→ PROBLEM REQUIREMENTS: The entries below should be output exactly as written.

- - - -

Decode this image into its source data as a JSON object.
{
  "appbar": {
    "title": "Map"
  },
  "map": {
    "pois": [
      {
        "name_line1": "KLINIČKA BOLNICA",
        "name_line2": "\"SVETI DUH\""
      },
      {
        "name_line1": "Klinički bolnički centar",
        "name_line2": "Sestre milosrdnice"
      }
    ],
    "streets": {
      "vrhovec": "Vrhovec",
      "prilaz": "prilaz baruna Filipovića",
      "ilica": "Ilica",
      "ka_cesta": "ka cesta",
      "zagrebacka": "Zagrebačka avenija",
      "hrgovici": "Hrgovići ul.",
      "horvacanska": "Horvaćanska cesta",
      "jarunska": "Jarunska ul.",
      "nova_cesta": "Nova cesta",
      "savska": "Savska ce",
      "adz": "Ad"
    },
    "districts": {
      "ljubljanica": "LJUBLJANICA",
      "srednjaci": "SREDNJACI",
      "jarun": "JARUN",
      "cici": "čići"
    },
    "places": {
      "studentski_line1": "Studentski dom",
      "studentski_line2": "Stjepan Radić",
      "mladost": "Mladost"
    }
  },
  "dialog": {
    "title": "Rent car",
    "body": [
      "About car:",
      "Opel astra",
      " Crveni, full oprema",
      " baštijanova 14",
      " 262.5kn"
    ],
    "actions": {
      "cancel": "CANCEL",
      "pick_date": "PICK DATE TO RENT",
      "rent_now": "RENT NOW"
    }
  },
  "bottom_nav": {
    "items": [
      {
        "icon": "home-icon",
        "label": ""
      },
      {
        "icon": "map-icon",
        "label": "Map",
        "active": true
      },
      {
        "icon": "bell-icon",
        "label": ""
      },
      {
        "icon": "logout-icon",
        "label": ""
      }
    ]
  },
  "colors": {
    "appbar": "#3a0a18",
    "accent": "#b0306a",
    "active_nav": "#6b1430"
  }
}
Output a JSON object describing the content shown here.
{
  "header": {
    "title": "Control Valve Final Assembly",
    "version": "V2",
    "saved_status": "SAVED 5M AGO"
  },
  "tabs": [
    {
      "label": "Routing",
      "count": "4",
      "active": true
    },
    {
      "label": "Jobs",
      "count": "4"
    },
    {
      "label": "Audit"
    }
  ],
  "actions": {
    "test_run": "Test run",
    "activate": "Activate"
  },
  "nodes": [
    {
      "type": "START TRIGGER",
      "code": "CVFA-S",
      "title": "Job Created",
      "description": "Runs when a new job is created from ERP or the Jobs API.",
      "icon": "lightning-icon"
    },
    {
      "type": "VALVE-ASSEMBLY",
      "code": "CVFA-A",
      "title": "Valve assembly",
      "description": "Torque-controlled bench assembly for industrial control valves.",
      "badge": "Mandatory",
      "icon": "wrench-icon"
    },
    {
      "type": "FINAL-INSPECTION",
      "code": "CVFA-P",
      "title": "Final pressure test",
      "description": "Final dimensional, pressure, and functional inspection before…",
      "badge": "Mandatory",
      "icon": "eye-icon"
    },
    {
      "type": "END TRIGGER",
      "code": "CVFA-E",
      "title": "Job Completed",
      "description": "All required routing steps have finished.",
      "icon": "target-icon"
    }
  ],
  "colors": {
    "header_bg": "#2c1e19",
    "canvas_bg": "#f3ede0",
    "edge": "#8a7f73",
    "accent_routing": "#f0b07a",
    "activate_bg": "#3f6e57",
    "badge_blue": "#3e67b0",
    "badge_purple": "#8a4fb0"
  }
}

- - - -

→ ANSWER TO THE PROBLEM:
Decode this image into its source data as a JSON object.
{
  "appbar": {
    "title": "Map"
  },
  "map": {
    "pois": [
      {
        "name_line1": "KLINIČKA BOLNICA",
        "name_line2": "\"SVETI DUH\""
      },
      {
        "name_line1": "Klinički bolnički centar",
        "name_line2": "Sestre milosrdnice"
      }
    ],
    "streets": {
      "vrhovec": "Vrhovec",
      "prilaz": "prilaz baruna Filipovića",
      "ilica": "Ilica",
      "ka_cesta": "ka cesta",
      "zagrebacka": "Zagrebačka avenija",
      "hrgovici": "Hrgovići ul.",
      "horvacanska": "Horvaćanska cesta",
      "jarunska": "Jarunska ul.",
      "nova_cesta": "Nova cesta",
      "savska": "Savska ce",
      "adz": "Ad"
    },
    "districts": {
      "ljubljanica": "LJUBLJANICA",
      "srednjaci": "SREDNJACI",
      "jarun": "JARUN",
      "cici": "čići"
    },
    "places": {
      "studentski_line1": "Studentski dom",
      "studentski_line2": "Stjepan Radić",
      "mladost": "Mladost"
    }
  },
  "dialog": {
    "title": "Rent car",
    "body": [
      "About car:",
      "Opel astra",
      " Crveni, full oprema",
      " baštijanova 14",
      " 262.5kn"
    ],
    "actions": {
      "cancel": "CANCEL",
      "pick_date": "PICK DATE TO RENT",
      "rent_now": "RENT NOW"
    }
  },
  "bottom_nav": {
    "items": [
      {
        "icon": "home-icon",
        "label": ""
      },
      {
        "icon": "map-icon",
        "label": "Map",
        "active": true
      },
      {
        "icon": "bell-icon",
        "label": ""
      },
      {
        "icon": "logout-icon",
        "label": ""
      }
    ]
  },
  "colors": {
    "appbar": "#3a0a18",
    "accent": "#b0306a",
    "active_nav": "#6b1430"
  }
}
Output a JSON object describing the content shown here.
{
  "header": {
    "title": "Control Valve Final Assembly",
    "version": "V2",
    "saved_status": "SAVED 5M AGO"
  },
  "tabs": [
    {
      "label": "Routing",
      "count": "4",
      "active": true
    },
    {
      "label": "Jobs",
      "count": "4"
    },
    {
      "label": "Audit"
    }
  ],
  "actions": {
    "test_run": "Test run",
    "activate": "Activate"
  },
  "nodes": [
    {
      "type": "START TRIGGER",
      "code": "CVFA-S",
      "title": "Job Created",
      "description": "Runs when a new job is created from ERP or the Jobs API.",
      "icon": "lightning-icon"
    },
    {
      "type": "VALVE-ASSEMBLY",
      "code": "CVFA-A",
      "title": "Valve assembly",
      "description": "Torque-controlled bench assembly for industrial control valves.",
      "badge": "Mandatory",
      "icon": "wrench-icon"
    },
    {
      "type": "FINAL-INSPECTION",
      "code": "CVFA-P",
      "title": "Final pressure test",
      "description": "Final dimensional, pressure, and functional inspection before…",
      "badge": "Mandatory",
      "icon": "eye-icon"
    },
    {
      "type": "END TRIGGER",
      "code": "CVFA-E",
      "title": "Job Completed",
      "description": "All required routing steps have finished.",
      "icon": "target-icon"
    }
  ],
  "colors": {
    "header_bg": "#2c1e19",
    "canvas_bg": "#f3ede0",
    "edge": "#8a7f73",
    "accent_routing": "#f0b07a",
    "activate_bg": "#3f6e57",
    "badge_blue": "#3e67b0",
    "badge_purple": "#8a4fb0"
  }
}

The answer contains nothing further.